## SET PROBLEM
Where a line in the listing below contains the word "Standard", copy that line.

## LISTING
____________________

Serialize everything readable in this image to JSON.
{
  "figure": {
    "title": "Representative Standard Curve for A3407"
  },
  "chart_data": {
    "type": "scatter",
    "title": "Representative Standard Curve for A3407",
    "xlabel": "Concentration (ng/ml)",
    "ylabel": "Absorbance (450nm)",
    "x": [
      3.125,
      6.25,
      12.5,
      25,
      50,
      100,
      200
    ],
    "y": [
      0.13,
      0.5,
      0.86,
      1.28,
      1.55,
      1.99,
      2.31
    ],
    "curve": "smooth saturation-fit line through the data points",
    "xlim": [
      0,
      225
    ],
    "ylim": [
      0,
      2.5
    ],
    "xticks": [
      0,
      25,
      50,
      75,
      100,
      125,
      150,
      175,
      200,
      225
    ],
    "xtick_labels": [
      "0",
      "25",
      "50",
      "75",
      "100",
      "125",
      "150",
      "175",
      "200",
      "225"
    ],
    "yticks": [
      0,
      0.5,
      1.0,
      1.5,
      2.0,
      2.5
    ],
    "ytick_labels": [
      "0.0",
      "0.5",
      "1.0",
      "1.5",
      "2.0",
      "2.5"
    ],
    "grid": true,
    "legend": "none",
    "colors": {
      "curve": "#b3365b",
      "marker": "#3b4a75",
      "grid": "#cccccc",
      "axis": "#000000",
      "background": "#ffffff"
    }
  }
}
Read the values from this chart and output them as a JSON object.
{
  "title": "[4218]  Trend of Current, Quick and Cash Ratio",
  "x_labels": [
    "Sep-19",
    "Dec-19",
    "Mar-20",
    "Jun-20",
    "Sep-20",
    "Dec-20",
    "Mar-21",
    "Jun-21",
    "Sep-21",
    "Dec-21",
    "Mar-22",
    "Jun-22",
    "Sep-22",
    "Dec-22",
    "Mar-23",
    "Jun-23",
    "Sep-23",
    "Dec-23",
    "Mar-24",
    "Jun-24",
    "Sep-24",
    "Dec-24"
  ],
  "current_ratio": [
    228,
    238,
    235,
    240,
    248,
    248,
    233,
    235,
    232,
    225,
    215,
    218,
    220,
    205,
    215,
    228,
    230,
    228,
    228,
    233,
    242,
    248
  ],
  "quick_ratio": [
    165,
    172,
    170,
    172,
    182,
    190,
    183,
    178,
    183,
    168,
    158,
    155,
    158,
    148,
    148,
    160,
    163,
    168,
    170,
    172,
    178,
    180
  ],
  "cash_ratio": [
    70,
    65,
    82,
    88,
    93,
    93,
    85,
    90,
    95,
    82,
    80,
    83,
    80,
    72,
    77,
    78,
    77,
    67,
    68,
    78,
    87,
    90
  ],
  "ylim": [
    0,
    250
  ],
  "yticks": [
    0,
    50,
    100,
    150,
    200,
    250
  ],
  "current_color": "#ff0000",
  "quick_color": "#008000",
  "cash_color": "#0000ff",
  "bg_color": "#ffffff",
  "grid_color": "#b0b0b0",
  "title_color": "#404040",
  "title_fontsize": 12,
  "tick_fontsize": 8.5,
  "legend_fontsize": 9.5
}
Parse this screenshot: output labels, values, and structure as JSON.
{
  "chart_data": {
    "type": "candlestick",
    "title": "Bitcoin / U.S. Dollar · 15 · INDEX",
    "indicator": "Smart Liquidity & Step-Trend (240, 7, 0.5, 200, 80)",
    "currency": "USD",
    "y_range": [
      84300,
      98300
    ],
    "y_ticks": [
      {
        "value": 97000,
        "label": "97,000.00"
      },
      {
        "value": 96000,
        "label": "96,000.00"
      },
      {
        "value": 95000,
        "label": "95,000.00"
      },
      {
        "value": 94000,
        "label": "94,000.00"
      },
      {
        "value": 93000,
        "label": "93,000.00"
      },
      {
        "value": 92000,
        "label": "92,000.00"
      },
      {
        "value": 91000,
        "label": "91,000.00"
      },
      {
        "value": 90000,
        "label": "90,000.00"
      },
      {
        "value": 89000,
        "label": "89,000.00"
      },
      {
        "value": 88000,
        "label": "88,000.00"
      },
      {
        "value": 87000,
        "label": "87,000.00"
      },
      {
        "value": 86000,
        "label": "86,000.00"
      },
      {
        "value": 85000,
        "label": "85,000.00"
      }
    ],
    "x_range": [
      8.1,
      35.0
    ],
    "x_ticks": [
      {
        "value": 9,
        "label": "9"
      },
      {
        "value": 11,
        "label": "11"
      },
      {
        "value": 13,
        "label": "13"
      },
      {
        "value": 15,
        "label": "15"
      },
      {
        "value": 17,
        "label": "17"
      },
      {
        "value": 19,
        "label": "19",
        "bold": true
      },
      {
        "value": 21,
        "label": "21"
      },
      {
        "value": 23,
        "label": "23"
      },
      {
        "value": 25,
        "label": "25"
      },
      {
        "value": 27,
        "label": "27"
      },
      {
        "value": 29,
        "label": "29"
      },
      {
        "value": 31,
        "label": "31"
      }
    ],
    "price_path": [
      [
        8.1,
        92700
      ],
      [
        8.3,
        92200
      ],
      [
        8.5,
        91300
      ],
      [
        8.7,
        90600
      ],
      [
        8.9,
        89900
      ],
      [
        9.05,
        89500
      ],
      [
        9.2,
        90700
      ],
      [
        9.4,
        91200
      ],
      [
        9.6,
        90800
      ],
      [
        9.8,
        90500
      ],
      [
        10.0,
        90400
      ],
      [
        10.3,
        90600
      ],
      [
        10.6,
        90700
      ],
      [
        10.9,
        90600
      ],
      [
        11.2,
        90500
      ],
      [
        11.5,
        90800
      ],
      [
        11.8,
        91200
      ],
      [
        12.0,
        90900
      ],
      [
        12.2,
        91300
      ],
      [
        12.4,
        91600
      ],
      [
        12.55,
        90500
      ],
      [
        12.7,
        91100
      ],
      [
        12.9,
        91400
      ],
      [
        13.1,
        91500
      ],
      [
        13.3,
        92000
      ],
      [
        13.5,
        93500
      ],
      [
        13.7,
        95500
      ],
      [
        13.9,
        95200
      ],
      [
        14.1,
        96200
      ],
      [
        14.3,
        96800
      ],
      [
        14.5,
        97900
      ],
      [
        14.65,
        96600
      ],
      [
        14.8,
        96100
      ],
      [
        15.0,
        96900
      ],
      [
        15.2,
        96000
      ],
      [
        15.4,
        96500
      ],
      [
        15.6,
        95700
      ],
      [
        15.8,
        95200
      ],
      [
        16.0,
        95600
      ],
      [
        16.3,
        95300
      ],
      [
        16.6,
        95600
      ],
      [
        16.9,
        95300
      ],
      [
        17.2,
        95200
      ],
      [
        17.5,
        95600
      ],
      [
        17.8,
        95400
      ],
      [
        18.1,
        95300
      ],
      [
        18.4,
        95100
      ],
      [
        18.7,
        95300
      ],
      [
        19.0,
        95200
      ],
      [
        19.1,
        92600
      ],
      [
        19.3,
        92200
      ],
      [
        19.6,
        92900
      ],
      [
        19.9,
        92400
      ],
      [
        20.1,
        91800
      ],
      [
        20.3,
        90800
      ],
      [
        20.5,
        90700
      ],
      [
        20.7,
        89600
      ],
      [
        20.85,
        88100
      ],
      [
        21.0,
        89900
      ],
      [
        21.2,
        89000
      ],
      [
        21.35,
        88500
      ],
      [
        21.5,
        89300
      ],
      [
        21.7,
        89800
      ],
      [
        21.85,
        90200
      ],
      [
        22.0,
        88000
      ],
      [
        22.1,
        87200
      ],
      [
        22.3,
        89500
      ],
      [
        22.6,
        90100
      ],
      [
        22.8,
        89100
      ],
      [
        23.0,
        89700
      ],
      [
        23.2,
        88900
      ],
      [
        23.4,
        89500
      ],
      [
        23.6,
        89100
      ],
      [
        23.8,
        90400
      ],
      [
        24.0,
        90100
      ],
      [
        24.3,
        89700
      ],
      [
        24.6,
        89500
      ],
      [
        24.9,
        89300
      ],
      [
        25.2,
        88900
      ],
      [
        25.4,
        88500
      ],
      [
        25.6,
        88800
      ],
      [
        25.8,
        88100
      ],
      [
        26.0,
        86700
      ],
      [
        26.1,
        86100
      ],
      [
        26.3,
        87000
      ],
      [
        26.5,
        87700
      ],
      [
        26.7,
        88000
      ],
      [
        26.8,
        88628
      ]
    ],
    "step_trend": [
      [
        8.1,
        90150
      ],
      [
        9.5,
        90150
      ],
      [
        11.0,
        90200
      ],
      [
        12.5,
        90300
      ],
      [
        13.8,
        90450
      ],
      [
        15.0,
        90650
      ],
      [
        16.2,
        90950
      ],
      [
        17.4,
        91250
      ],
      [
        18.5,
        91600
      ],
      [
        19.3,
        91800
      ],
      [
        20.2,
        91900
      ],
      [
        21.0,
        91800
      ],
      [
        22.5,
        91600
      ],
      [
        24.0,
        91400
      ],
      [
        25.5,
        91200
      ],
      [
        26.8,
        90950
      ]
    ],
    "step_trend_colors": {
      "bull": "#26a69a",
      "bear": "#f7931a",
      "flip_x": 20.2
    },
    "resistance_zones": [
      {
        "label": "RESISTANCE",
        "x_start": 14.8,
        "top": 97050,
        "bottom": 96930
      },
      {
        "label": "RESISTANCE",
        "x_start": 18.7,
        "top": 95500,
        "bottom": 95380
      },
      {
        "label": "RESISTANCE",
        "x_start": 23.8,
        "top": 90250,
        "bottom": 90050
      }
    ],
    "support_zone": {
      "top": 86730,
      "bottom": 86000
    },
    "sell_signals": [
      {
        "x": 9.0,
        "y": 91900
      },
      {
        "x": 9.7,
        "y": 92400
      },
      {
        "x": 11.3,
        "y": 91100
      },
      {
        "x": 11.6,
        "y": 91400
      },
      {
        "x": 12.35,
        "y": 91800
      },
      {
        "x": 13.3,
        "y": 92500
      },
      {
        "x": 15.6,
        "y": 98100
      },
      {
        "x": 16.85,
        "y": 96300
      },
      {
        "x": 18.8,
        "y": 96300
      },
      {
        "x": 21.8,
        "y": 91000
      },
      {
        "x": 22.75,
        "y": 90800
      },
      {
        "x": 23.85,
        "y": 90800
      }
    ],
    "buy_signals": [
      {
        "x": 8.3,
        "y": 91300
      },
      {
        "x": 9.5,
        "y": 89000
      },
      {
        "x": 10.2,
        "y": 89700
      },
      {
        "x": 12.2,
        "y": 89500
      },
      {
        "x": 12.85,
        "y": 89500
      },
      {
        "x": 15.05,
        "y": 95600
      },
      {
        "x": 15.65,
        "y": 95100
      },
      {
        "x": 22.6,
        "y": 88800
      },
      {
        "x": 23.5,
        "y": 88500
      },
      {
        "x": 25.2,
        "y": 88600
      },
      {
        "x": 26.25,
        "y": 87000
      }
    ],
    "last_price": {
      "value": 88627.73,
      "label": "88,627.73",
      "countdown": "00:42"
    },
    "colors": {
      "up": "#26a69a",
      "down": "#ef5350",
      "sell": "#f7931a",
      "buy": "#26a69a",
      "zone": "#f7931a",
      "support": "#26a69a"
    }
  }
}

____________________

## REPLY
    "title": "Representative Standard Curve for A3407"
    "title": "Representative Standard Curve for A3407",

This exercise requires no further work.